Dataset entries
------------

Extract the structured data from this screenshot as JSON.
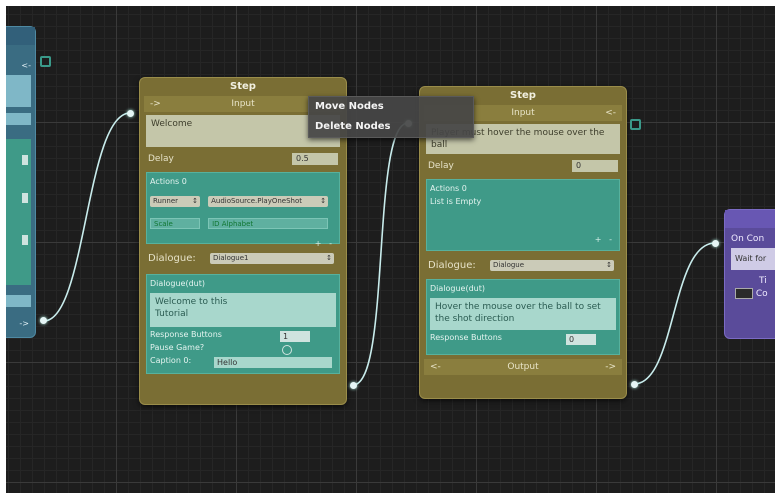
{
  "menu": {
    "items": [
      "Move Nodes",
      "Delete Nodes"
    ]
  },
  "node1": {
    "title": "Step",
    "input_label": "Input",
    "input_arrow": "->",
    "text": "Welcome",
    "delay_label": "Delay",
    "delay_value": "0.5",
    "actions_label": "Actions 0",
    "action_dropdown": "Runner",
    "action_method": "AudioSource.PlayOneShot",
    "action_obj1": "Scale",
    "action_obj2": "ID Alphabet",
    "dialogue_label": "Dialogue:",
    "dialogue_value": "Dialogue1",
    "dialogue_box_label": "Dialogue(dut)",
    "dialogue_text": "Welcome to this\nTutorial",
    "response_label": "Response Buttons",
    "response_value": "1",
    "pause_label": "Pause Game?",
    "caption_label": "Caption 0:",
    "caption_value": "Hello"
  },
  "node2": {
    "title": "Step",
    "input_label": "Input",
    "input_arrow": "<-",
    "text": "Player must hover the mouse over the ball",
    "delay_label": "Delay",
    "delay_value": "0",
    "actions_label": "Actions 0",
    "actions_empty": "List is Empty",
    "dialogue_label": "Dialogue:",
    "dialogue_value": "Dialogue",
    "dialogue_box_label": "Dialogue(dut)",
    "dialogue_text": "Hover the mouse over the ball to set the shot direction",
    "response_label": "Response Buttons",
    "response_value": "0",
    "output_label": "Output",
    "output_arrow_left": "<-",
    "output_arrow_right": "->"
  },
  "node_right": {
    "label": "On Con",
    "field": "Wait for",
    "t_label": "Ti",
    "c_label": "Co"
  },
  "node_left": {
    "arrow": "<-",
    "arrow_out": "->"
  },
  "icons": {
    "plus": "+",
    "minus": "-",
    "chevron": "↕"
  },
  "colors": {
    "step_node": "#7a6e34",
    "wire": "#c8ecec",
    "right_node": "#5a4b9a"
  }
}
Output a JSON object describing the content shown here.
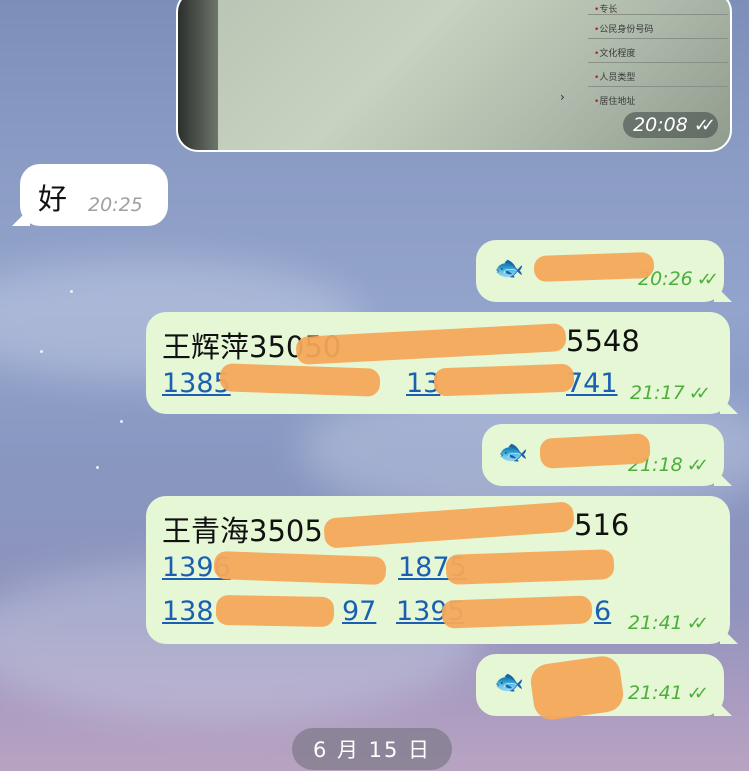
{
  "chat": {
    "photo_message": {
      "form_labels": [
        "专长",
        "公民身份号码",
        "文化程度",
        "人员类型",
        "居住地址"
      ],
      "time": "20:08"
    },
    "incoming_1": {
      "text": "好",
      "time": "20:25"
    },
    "outgoing_1": {
      "time": "20:26",
      "fish": "🐟"
    },
    "outgoing_2": {
      "line1": "王辉萍35050",
      "line1_tail": "5548",
      "phone1": "1385",
      "phone2": "13",
      "phone2_tail": "741",
      "time": "21:17"
    },
    "outgoing_3": {
      "time": "21:18",
      "fish": "🐟"
    },
    "outgoing_4": {
      "line1": "王青海3505",
      "line1_tail": "516",
      "phone1": "1396",
      "phone2": "1875",
      "phone3": "138",
      "phone3_tail": "97",
      "phone4": "1395",
      "phone4_tail": "6",
      "time": "21:41"
    },
    "outgoing_5": {
      "time": "21:41",
      "fish": "🐟"
    },
    "date_separator": "6 月 15 日"
  },
  "colors": {
    "outgoing_bubble": "#e6f7d6",
    "incoming_bubble": "#ffffff",
    "link": "#1a5fb4",
    "read_check": "#4caf3c",
    "redaction": "#f4a85a"
  }
}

------------

Exercise task> Take every line containing the word "time" and copy it.

Solution to this exercise>
      "time": "20:08"
      "time": "20:25"
      "time": "20:26",
      "time": "21:17"
      "time": "21:18",
      "time": "21:41"
      "time": "21:41",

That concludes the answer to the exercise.